(Dataset rows about figures)
———

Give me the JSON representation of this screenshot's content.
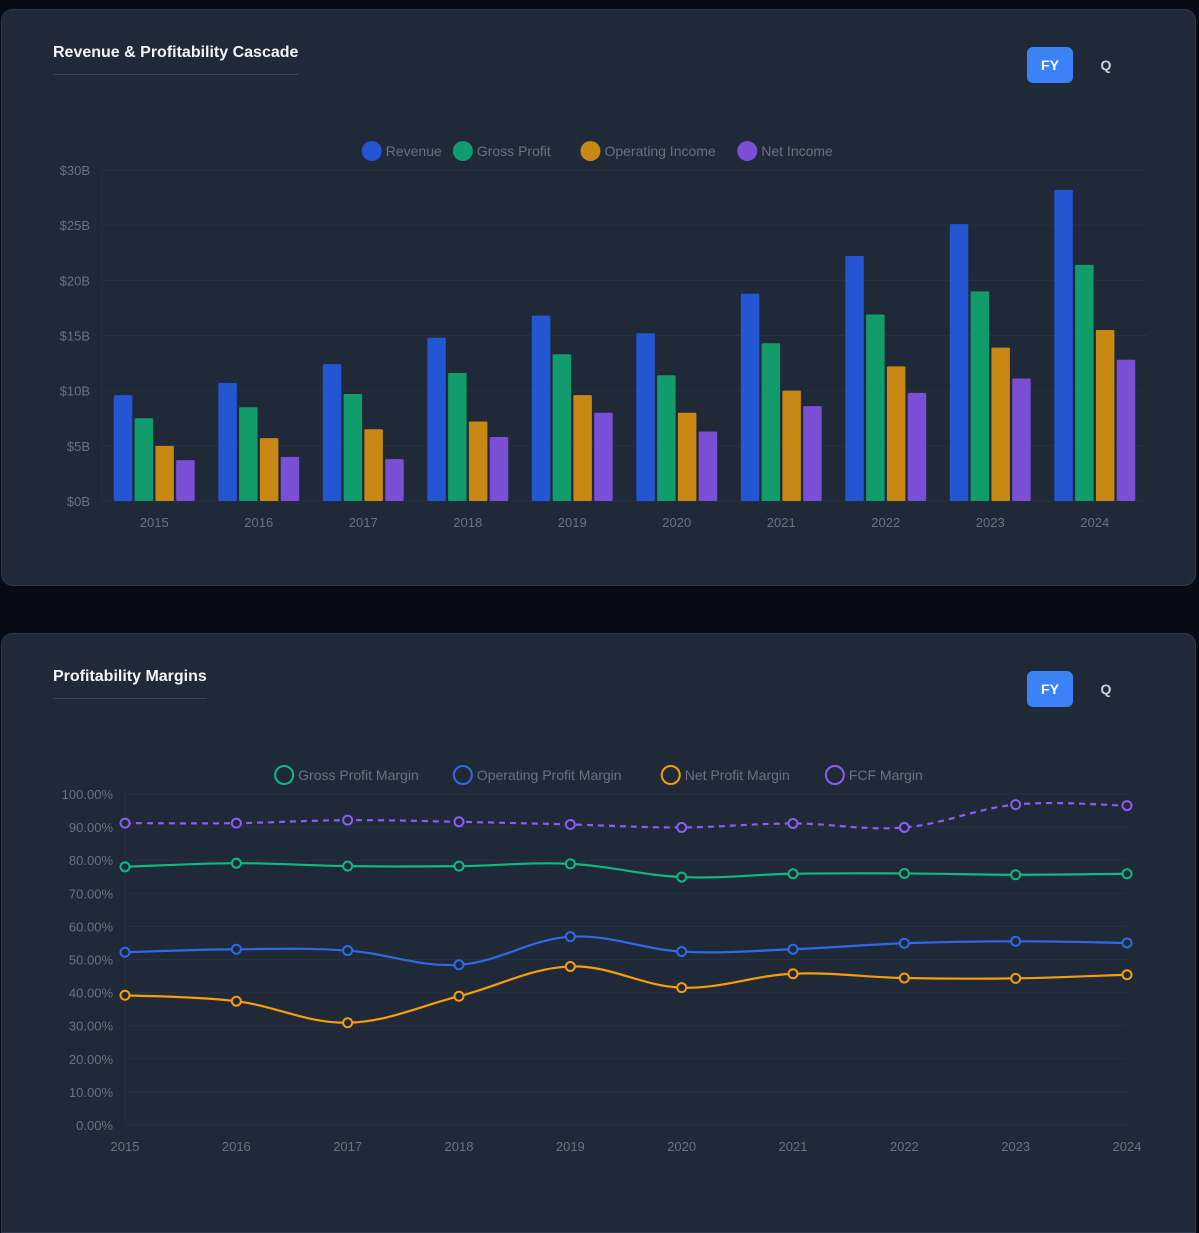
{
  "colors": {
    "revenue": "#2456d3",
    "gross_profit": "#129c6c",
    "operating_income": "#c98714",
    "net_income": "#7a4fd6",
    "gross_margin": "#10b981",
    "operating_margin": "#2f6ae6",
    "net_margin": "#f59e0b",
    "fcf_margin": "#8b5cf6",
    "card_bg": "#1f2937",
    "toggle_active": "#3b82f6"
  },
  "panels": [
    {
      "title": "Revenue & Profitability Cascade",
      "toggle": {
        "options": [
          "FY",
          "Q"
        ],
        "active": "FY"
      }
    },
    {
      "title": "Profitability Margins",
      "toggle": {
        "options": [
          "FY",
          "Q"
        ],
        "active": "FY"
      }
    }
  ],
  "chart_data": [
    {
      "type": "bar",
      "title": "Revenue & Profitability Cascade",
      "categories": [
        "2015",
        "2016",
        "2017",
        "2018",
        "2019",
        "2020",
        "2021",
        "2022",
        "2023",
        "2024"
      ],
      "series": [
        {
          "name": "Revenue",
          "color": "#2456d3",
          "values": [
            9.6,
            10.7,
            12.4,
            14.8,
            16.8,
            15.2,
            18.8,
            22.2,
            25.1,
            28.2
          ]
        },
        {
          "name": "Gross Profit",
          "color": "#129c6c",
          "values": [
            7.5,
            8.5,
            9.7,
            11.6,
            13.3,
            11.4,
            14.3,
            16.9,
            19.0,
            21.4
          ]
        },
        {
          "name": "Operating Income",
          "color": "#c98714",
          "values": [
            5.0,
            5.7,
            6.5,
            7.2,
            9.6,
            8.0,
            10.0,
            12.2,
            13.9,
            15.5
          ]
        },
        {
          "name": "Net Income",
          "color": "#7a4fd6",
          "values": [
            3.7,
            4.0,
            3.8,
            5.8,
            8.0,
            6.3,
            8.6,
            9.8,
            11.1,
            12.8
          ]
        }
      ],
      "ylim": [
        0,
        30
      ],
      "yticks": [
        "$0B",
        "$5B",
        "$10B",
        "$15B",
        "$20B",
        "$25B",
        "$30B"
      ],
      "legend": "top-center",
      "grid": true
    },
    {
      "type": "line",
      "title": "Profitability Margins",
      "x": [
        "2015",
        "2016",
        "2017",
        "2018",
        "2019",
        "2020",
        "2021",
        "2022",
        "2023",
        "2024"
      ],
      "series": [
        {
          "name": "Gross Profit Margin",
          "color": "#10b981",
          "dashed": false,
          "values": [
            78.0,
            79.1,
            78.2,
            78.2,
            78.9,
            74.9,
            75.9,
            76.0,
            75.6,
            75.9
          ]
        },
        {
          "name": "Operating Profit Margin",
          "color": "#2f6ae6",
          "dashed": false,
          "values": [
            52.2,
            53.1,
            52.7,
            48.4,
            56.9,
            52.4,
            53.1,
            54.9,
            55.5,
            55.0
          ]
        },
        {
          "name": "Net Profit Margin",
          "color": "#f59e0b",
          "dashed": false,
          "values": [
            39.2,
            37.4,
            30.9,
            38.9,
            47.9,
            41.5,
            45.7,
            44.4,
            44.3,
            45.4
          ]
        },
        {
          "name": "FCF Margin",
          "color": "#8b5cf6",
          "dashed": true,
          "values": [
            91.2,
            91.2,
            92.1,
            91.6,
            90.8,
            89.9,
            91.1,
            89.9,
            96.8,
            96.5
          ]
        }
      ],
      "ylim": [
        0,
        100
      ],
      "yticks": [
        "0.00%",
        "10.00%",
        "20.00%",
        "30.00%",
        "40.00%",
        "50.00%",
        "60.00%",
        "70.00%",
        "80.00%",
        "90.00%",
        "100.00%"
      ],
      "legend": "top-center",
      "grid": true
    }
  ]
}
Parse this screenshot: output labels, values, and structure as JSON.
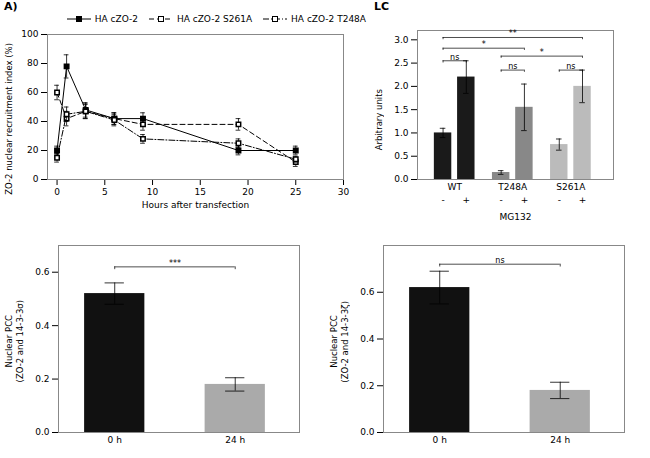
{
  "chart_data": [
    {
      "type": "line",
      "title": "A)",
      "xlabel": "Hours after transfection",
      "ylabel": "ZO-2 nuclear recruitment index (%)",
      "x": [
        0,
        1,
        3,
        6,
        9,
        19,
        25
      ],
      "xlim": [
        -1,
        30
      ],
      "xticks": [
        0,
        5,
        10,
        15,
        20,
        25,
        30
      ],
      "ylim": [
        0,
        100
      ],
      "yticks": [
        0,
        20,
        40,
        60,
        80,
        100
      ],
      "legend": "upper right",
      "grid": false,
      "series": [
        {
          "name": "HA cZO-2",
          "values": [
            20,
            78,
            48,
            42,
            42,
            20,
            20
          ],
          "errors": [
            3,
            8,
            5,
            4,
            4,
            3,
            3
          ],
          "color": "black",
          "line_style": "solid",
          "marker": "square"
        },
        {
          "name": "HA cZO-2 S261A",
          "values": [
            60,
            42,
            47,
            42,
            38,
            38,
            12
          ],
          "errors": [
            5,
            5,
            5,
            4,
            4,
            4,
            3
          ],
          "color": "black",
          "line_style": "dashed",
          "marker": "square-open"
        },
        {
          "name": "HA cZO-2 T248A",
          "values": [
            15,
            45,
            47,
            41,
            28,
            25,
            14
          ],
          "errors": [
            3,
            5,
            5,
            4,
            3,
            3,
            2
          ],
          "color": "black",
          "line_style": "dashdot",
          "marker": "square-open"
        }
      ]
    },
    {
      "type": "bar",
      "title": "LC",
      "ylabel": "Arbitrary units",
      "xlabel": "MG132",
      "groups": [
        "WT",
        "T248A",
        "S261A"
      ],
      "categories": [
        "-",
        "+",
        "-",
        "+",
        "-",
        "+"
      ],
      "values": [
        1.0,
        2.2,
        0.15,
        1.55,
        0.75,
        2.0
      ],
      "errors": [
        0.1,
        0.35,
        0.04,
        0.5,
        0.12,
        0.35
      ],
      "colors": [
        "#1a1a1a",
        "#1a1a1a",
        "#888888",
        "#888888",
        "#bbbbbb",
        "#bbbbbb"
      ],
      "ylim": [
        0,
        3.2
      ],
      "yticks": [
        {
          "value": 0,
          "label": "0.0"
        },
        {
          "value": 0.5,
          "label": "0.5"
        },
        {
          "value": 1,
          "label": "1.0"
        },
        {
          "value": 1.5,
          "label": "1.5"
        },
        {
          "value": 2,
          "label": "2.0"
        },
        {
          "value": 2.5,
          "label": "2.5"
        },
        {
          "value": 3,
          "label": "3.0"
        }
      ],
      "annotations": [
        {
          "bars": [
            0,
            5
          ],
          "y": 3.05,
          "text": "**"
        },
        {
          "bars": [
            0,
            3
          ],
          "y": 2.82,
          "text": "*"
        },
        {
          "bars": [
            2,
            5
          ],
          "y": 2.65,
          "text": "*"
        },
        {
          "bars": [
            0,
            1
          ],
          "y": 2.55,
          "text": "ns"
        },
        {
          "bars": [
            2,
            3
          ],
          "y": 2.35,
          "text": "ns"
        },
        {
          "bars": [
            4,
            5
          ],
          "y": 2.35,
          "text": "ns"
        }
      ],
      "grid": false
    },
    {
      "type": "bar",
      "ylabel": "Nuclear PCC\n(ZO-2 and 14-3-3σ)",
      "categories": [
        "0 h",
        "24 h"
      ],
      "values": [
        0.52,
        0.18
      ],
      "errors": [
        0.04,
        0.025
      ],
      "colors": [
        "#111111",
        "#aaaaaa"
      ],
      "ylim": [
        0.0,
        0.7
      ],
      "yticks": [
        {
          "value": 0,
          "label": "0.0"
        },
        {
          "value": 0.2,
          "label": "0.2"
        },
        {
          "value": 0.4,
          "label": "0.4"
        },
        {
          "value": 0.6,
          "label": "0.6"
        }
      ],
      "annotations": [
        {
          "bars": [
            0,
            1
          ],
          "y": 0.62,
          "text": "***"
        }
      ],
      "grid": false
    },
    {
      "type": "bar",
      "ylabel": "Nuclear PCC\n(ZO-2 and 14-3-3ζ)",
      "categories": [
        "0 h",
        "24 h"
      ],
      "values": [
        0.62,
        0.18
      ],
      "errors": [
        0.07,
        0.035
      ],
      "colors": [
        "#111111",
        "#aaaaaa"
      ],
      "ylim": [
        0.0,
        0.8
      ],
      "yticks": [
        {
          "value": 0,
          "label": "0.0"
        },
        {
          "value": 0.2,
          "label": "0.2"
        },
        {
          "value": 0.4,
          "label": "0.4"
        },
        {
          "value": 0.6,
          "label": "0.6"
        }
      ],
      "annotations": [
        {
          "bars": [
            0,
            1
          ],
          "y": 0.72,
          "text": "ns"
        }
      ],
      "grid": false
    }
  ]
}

———

» Your objective:
Filter for "xlabel". Return all lines that hold it.

» Answer to the problem:
      "xlabel": "Hours after transfection",
      "xlabel": "MG132",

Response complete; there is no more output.